Instruction:
Look through the listing for the word "حدثنا". Copy each line that has it.

Records to process:

·····

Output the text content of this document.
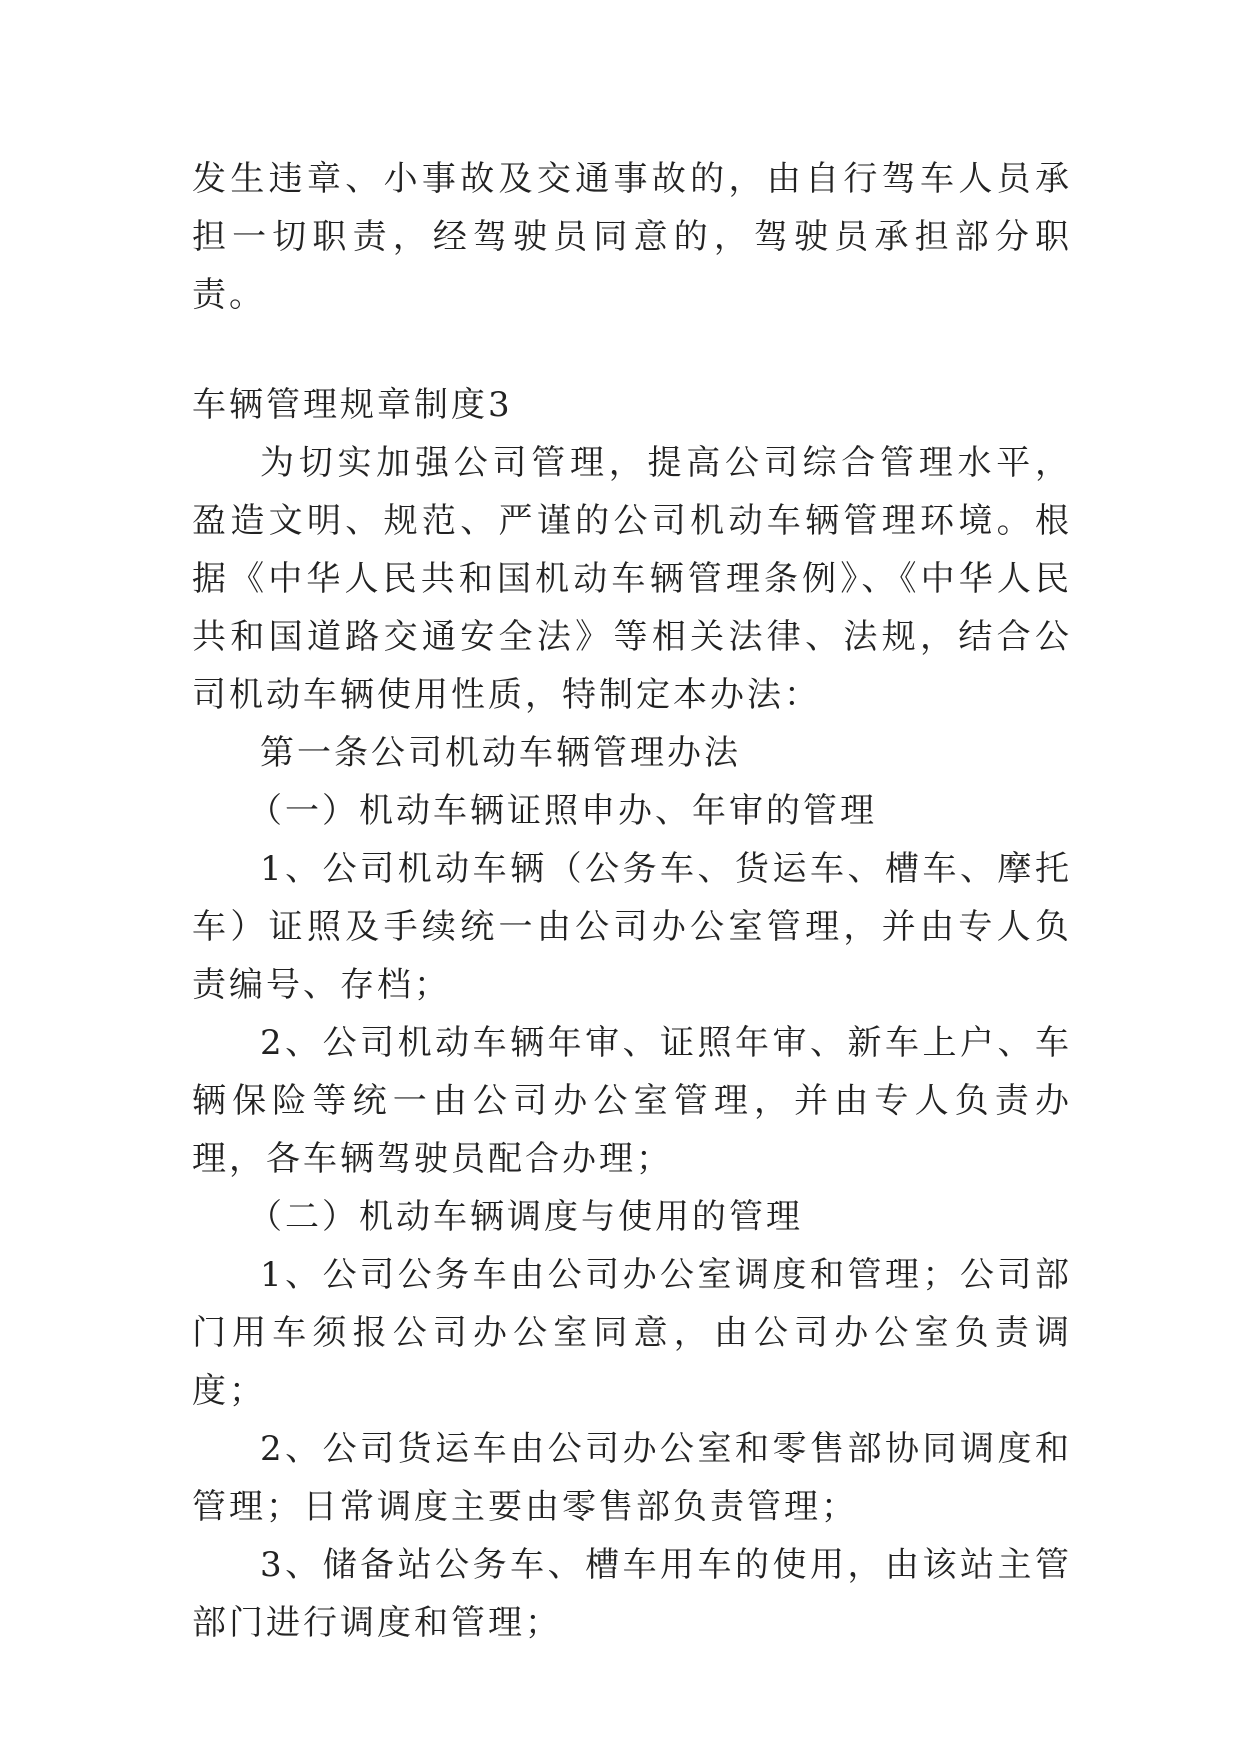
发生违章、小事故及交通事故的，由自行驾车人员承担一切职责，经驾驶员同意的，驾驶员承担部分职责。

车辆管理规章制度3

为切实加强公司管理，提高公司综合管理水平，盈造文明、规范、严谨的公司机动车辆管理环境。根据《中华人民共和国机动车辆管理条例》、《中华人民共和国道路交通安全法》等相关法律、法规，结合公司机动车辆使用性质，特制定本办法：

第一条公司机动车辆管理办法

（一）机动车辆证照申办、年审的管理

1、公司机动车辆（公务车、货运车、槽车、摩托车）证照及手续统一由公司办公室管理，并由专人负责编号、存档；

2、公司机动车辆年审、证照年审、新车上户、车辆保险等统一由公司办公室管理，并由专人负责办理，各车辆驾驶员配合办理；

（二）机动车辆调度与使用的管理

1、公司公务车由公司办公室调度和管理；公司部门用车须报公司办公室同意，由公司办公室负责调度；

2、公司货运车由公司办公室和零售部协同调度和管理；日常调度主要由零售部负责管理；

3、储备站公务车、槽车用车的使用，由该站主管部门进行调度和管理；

·····

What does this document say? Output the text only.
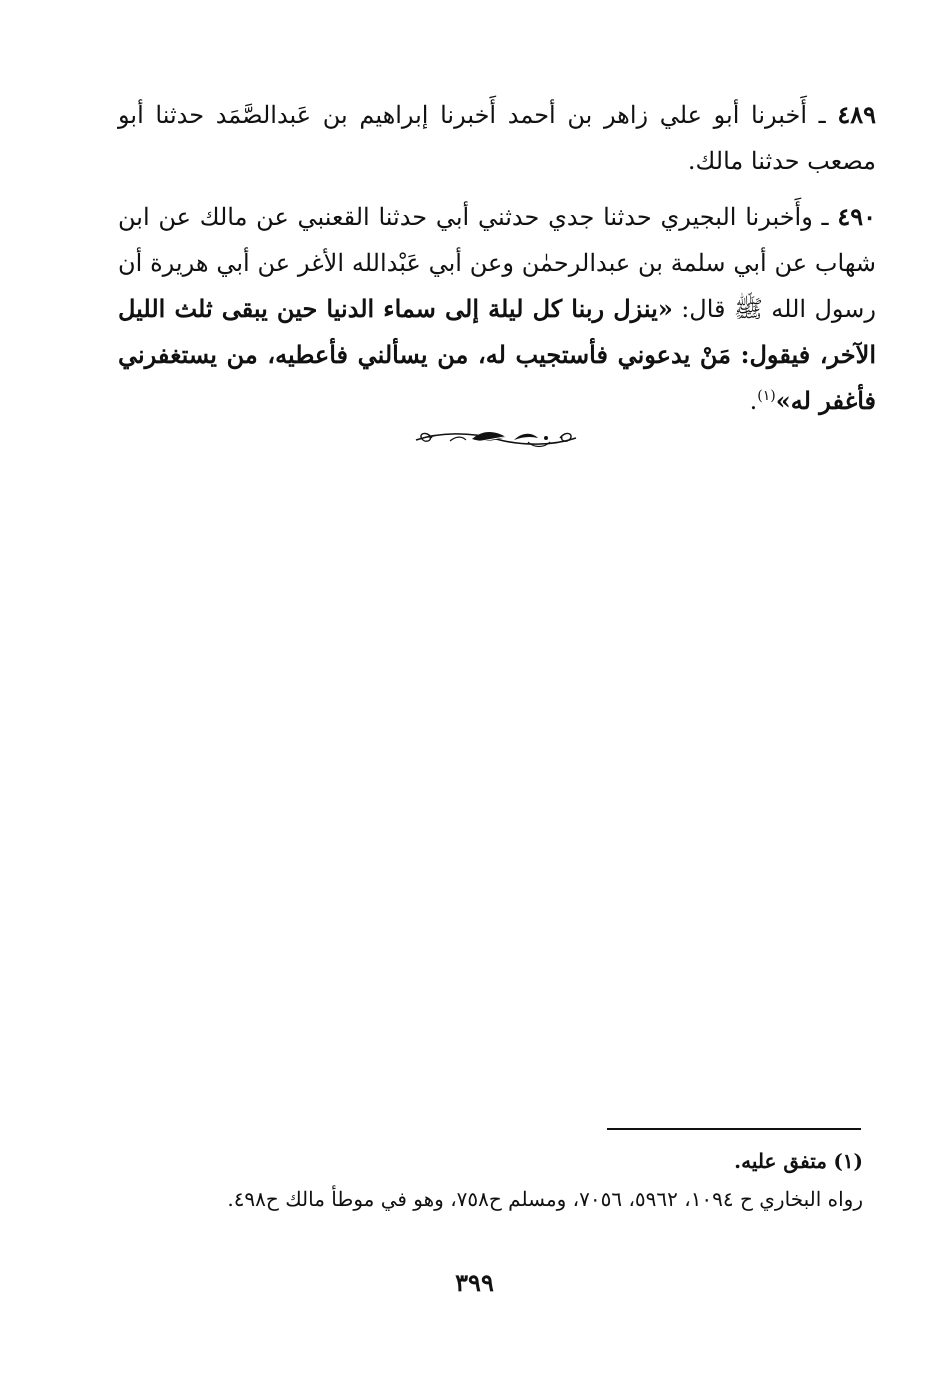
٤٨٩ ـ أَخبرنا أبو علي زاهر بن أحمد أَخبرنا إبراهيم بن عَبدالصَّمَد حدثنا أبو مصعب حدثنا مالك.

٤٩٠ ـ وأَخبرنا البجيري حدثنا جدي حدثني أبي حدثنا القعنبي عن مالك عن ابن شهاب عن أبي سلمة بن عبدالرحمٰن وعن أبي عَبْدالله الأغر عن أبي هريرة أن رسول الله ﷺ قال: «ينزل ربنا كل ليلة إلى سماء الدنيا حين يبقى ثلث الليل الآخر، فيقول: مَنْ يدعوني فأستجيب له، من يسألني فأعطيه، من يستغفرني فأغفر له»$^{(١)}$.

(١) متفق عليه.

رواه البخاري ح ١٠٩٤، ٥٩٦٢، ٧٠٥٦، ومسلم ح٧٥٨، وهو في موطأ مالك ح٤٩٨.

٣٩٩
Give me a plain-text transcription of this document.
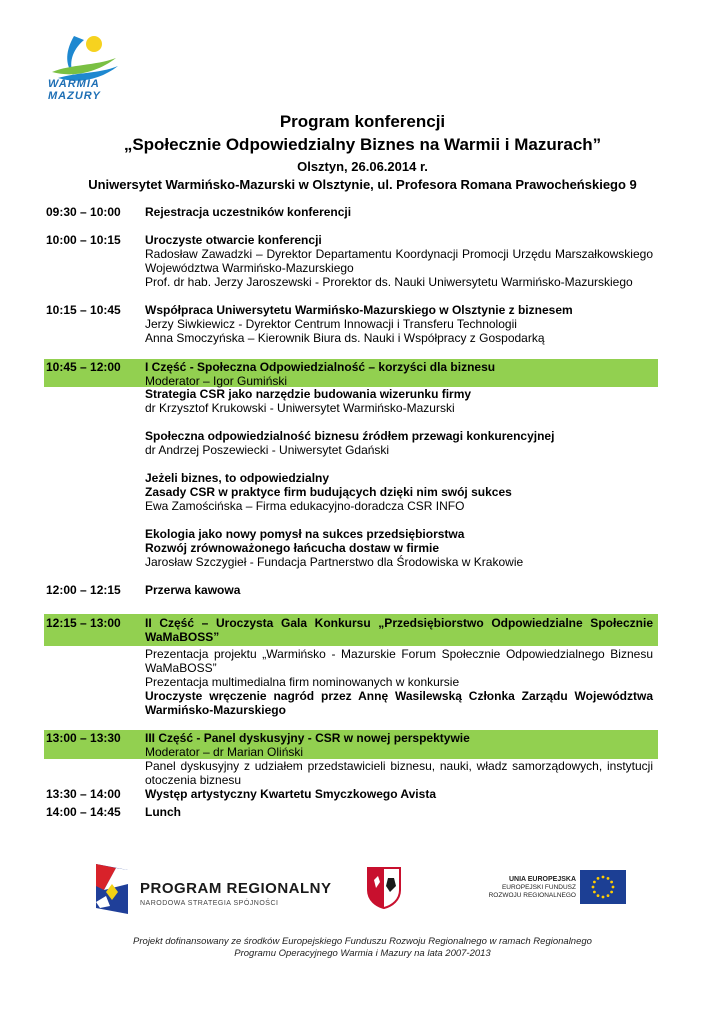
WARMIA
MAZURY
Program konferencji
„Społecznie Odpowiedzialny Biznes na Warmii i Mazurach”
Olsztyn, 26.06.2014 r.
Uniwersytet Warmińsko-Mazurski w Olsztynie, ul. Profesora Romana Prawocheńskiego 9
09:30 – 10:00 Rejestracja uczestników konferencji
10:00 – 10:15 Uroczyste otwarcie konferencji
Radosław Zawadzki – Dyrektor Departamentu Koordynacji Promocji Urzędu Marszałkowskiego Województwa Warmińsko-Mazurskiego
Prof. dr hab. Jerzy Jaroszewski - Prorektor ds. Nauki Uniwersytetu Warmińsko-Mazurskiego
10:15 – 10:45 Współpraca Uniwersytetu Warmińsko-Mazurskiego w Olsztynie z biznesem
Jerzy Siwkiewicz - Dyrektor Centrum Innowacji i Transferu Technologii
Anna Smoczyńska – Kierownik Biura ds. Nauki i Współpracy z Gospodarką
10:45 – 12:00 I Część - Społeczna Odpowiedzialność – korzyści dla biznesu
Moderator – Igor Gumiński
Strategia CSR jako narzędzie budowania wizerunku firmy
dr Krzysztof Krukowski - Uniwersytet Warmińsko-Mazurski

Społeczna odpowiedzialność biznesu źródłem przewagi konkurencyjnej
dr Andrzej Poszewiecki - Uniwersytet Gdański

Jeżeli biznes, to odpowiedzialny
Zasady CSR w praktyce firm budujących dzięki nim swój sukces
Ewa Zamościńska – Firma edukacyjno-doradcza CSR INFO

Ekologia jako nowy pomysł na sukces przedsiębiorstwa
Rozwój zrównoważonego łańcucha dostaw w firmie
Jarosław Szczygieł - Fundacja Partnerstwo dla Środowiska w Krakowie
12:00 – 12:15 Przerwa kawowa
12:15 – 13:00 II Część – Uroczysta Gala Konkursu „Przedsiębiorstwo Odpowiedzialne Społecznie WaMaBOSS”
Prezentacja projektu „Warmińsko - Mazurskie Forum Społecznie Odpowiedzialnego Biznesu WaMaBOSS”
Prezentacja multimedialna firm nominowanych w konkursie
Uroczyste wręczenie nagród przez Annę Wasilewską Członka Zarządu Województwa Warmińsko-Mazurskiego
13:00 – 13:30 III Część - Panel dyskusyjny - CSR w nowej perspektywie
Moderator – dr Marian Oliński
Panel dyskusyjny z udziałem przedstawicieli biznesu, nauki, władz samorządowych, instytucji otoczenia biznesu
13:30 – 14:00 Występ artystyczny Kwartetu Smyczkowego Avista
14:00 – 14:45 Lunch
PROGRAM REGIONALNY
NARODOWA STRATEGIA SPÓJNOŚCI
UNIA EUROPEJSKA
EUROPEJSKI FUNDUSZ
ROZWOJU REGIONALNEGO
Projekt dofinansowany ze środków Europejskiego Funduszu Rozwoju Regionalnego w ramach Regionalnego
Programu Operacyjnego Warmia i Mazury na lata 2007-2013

·····

Solution for this problem:
٤٨٩ ـ أَخبرنا أبو علي زاهر بن أحمد أَخبرنا إبراهيم بن عَبدالصَّمَد حدثنا أبو مصعب حدثنا مالك.
٤٩٠ ـ وأَخبرنا البجيري حدثنا جدي حدثني أبي حدثنا القعنبي عن مالك عن ابن شهاب عن أبي سلمة بن عبدالرحمٰن وعن أبي عَبْدالله الأغر عن أبي هريرة أن رسول الله ﷺ قال: «ينزل ربنا كل ليلة إلى سماء الدنيا حين يبقى ثلث الليل الآخر، فيقول: مَنْ يدعوني فأستجيب له، من يسألني فأعطيه، من يستغفرني فأغفر له»$^{(١)}$.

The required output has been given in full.